● **Exercise objective**: Beneath this task is a listing. State how many of its lines include the string "einer", giving nothing but the number.

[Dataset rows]
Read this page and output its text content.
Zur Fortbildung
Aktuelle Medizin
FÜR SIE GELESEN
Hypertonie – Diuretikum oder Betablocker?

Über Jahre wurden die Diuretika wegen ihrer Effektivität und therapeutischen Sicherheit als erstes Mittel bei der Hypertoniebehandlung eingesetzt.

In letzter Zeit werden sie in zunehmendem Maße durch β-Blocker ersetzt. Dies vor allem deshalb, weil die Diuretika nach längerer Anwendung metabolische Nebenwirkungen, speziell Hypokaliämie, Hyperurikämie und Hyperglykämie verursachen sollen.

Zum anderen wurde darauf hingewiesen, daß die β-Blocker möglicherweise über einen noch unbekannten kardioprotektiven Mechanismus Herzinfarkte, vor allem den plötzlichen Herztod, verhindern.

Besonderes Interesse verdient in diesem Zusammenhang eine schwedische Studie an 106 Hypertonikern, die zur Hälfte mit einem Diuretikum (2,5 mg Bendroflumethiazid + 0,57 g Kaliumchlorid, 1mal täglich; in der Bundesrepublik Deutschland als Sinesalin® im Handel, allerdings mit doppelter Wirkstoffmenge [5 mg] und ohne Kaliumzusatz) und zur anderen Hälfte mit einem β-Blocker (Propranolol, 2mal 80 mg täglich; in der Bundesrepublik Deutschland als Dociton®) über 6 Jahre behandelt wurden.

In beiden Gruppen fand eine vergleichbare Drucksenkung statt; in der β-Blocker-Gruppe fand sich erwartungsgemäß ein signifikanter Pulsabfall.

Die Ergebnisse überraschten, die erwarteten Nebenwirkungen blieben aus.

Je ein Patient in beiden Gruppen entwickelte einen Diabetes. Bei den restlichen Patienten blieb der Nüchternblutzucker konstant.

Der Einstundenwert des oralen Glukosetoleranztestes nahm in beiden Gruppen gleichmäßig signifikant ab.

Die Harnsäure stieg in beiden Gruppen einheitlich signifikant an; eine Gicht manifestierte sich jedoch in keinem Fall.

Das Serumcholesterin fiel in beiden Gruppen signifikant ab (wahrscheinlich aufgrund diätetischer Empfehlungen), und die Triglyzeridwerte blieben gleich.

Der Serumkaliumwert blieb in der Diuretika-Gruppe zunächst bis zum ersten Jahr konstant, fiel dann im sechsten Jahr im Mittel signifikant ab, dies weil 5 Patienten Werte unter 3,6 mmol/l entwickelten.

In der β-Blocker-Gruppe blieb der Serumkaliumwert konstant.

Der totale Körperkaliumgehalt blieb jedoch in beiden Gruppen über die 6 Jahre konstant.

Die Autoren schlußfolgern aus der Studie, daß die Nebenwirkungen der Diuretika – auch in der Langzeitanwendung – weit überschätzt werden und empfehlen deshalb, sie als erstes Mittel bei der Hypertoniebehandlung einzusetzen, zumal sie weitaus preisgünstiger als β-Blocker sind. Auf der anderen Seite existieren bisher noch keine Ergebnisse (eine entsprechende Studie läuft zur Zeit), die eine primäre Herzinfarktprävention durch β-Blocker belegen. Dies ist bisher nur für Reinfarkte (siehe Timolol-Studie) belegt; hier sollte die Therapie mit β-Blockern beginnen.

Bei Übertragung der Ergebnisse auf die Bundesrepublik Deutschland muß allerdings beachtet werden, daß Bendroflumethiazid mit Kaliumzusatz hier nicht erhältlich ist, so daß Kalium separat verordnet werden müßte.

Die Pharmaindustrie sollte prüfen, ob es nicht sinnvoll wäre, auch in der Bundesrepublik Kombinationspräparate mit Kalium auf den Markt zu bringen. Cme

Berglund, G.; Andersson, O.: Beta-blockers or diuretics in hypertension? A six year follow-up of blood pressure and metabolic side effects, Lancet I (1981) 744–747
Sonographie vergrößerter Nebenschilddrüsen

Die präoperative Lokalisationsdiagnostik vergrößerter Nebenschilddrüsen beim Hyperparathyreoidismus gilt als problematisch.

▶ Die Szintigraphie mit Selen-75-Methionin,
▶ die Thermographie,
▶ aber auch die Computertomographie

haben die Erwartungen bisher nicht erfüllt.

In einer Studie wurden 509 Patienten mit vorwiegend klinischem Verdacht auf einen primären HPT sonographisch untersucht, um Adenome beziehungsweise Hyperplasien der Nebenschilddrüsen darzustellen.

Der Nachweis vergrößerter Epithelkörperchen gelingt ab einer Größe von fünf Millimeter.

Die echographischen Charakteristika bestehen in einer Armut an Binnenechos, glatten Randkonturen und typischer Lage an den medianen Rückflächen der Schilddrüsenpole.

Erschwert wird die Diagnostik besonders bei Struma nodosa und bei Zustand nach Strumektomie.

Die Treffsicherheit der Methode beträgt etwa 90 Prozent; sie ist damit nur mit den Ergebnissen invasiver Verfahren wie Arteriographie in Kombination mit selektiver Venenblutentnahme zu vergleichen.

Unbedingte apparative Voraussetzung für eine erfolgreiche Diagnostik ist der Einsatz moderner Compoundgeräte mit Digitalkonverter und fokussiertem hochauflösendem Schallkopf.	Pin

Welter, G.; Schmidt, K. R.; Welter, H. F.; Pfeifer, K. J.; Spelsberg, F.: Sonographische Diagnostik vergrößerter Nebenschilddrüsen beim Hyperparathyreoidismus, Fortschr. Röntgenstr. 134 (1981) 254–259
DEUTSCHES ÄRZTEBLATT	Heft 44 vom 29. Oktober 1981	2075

● **Complete output**: 3